**PROMPT 1**
Please convert the records, starting at the first line and ending at the line that contains "price-axis-label: 13 714,28", into a Markdown table with the columns Row and Record line, skipping any blank lines. Include only those lines.

**READING TEXT**
January 18, 1985|DALE POLLOCK | Times Film Writer

To Gary Essert, the announcement Thursday of plans for an American Cinematheque as part of the restored Pan Pacific Center in the Beverly-Fairfax area represents the culmination of what has amounted to almost a spiritual quest.

"I feel kind of numb when I talk about it," the cinematheque's artistic director said of the plan he and some colleagues first envisioned 15 years ago. "It's like we're building a temple of some kind. Movies and video are like a scrapbook of the human race. This place will honor that process."

The $10-million facility ($1 million has been raised already) is intended as a permanent, year-round movie buff's paradise, with two film theaters, a video theater and multimedia performance lab. Adjacent to the theaters will be a cinema bookstore, a cafe and an expansive lobby designed to encourage debates over the merits of, say, a black-and-white American classic or a Yugoslav animated film.

If everything goes on schedule, the American Cinematheque will open in a blaze of Streamline Moderne glory (the architectural style to which the 1935 Pan Pacific landmark will be returned as part of the $22-million face lift) in January, 1987. A 140-to-165-room hotel, another restaurant, offices and retail shops will also be part of the complex.

Now 46 and still dressed in his trademark black-on-black clothes, Essert has lost little of the cocky self-assurance that aided him in founding the Los Angeles International Film Exposition and keeping it going through 14 sometimes-troubled years. Essert was ousted as Filmex artistic director in 1983, an action resulting from charges that he bungled the finances and operations of the nonprofit film festival.

"Fate decides many things," Essert said in a reflective moment earlier this week in his expansive office in the former Janss mansion off Sunset Boulevard near UCLA. "At one point, things seem terrible, but you endure it and it leads to something else. That's what happened here."

Essert will be the artistic director of the American Cinematheque, but a search is already on for a managing director who will supervise the organization's operations and budget. Both Essert, who said he is currently drawing no salary for his efforts, and board of directors co-chairman Kenneth Kleinberg, a leading entertainment lawyer, insist that the cinematheque will not be a replay of the Essert era at Filmex. "This is not a private placement for Gary Essert," Kleinberg said in a phone interview.

Still, Essert's enthusiasm for the cinematheque is irrepressible and understandable. Modeled on the National Film Theatre in London, which is run by the British Film Institute, the cinematheque also borrows its inspiration from Henri Langlois' famous Cinematheque Francaise in Paris. (Essert said the American Cinematheque will be dedicated to the memory of Langlois, who died in 1977.)

**RECORDED INFORMATION**
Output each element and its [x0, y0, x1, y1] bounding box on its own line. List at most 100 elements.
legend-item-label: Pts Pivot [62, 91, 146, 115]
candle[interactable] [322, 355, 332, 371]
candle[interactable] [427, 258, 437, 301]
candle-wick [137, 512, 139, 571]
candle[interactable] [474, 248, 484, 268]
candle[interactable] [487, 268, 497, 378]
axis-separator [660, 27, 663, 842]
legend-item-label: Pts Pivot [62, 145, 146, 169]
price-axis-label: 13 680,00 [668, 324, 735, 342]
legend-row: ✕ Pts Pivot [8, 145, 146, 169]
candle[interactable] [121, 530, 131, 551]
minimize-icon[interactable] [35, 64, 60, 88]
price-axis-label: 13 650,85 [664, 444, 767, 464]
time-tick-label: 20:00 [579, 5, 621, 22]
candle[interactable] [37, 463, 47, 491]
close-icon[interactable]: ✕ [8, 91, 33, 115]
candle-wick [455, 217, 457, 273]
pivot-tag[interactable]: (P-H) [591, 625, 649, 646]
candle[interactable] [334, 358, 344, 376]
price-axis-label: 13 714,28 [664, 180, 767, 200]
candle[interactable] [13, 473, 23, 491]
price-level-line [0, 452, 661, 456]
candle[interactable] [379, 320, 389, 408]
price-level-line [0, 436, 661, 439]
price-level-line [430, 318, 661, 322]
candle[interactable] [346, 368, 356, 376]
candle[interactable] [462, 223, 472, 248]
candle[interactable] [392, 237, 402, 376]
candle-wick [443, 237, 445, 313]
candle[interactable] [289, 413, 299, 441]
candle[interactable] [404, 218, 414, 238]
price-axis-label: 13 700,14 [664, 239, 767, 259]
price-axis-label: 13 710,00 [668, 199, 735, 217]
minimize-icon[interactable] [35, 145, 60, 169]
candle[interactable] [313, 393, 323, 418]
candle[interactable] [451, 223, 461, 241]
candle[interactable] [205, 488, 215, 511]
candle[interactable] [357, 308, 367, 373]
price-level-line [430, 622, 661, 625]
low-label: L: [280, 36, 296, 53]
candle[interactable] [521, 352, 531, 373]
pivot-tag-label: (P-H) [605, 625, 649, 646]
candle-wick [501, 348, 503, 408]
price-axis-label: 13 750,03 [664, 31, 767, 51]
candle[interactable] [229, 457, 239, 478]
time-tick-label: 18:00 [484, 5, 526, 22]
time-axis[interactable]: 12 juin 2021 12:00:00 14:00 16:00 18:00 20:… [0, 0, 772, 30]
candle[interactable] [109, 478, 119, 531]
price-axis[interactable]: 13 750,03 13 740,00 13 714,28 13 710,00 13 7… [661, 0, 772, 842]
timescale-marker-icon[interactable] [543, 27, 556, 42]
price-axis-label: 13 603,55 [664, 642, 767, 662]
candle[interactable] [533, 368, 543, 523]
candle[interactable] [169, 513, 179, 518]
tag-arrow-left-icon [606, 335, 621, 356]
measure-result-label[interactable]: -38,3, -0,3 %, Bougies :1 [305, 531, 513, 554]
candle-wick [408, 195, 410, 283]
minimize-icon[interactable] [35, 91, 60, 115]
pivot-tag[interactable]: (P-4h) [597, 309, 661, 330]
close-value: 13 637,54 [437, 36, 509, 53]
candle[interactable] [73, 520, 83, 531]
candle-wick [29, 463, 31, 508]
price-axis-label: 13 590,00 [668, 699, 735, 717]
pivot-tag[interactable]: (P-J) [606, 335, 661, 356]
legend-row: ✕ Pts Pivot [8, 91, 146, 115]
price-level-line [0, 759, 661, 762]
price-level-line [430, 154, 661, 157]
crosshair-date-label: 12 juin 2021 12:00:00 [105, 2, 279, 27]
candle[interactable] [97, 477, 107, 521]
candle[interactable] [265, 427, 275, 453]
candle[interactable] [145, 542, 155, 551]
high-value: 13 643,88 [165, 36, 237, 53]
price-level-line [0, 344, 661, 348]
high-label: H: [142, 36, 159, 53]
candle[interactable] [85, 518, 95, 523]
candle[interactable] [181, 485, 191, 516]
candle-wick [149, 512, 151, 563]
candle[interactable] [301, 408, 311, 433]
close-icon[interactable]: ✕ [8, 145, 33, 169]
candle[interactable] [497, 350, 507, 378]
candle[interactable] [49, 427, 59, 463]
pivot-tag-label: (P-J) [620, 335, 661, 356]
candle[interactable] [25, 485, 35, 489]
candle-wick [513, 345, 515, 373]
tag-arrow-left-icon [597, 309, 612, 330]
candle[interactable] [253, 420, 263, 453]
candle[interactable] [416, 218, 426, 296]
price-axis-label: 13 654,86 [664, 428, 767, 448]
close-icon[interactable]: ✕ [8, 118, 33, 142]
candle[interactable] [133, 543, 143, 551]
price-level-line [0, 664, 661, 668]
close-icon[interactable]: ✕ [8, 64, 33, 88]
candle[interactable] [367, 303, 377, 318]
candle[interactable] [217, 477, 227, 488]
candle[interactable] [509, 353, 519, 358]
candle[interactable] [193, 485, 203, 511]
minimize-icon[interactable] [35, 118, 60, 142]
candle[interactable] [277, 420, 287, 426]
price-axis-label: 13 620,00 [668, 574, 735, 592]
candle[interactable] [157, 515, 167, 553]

**PROMPT 2**
Copy word for word the passage of the cinematheque article starting at "To Gary Essert, the" and ending at "a spiritual quest.".

**SOLUTION 1**
| Row | Record line |
|---|---|
| 1 | Output each element and its [x0, y0, x1, y1] bounding box on its own line. List at most 100 elements. |
| 2 | legend-item-label: Pts Pivot [62, 91, 146, 115] |
| 3 | candle[interactable] [322, 355, 332, 371] |
| 4 | candle[interactable] [427, 258, 437, 301] |
| 5 | candle-wick [137, 512, 139, 571] |
| 6 | candle[interactable] [474, 248, 484, 268] |
| 7 | candle[interactable] [487, 268, 497, 378] |
| 8 | axis-separator [660, 27, 663, 842] |
| 9 | legend-item-label: Pts Pivot [62, 145, 146, 169] |
| 10 | price-axis-label: 13 680,00 [668, 324, 735, 342] |
| 11 | legend-row: ✕ Pts Pivot [8, 145, 146, 169] |
| 12 | candle[interactable] [121, 530, 131, 551] |
| 13 | minimize-icon[interactable] [35, 64, 60, 88] |
| 14 | price-axis-label: 13 650,85 [664, 444, 767, 464] |
| 15 | time-tick-label: 20:00 [579, 5, 621, 22] |
| 16 | candle[interactable] [37, 463, 47, 491] |
| 17 | close-icon[interactable]: ✕ [8, 91, 33, 115] |
| 18 | candle-wick [455, 217, 457, 273] |
| 19 | pivot-tag[interactable]: (P-H) [591, 625, 649, 646] |
| 20 | candle[interactable] [334, 358, 344, 376] |
| 21 | price-axis-label: 13 714,28 [664, 180, 767, 200] |

**SOLUTION 2**
To Gary Essert, the announcement Thursday of plans for an American Cinematheque as part of the restored Pan Pacific Center in the Beverly-Fairfax area represents the culmination of what has amounted to almost a spiritual quest.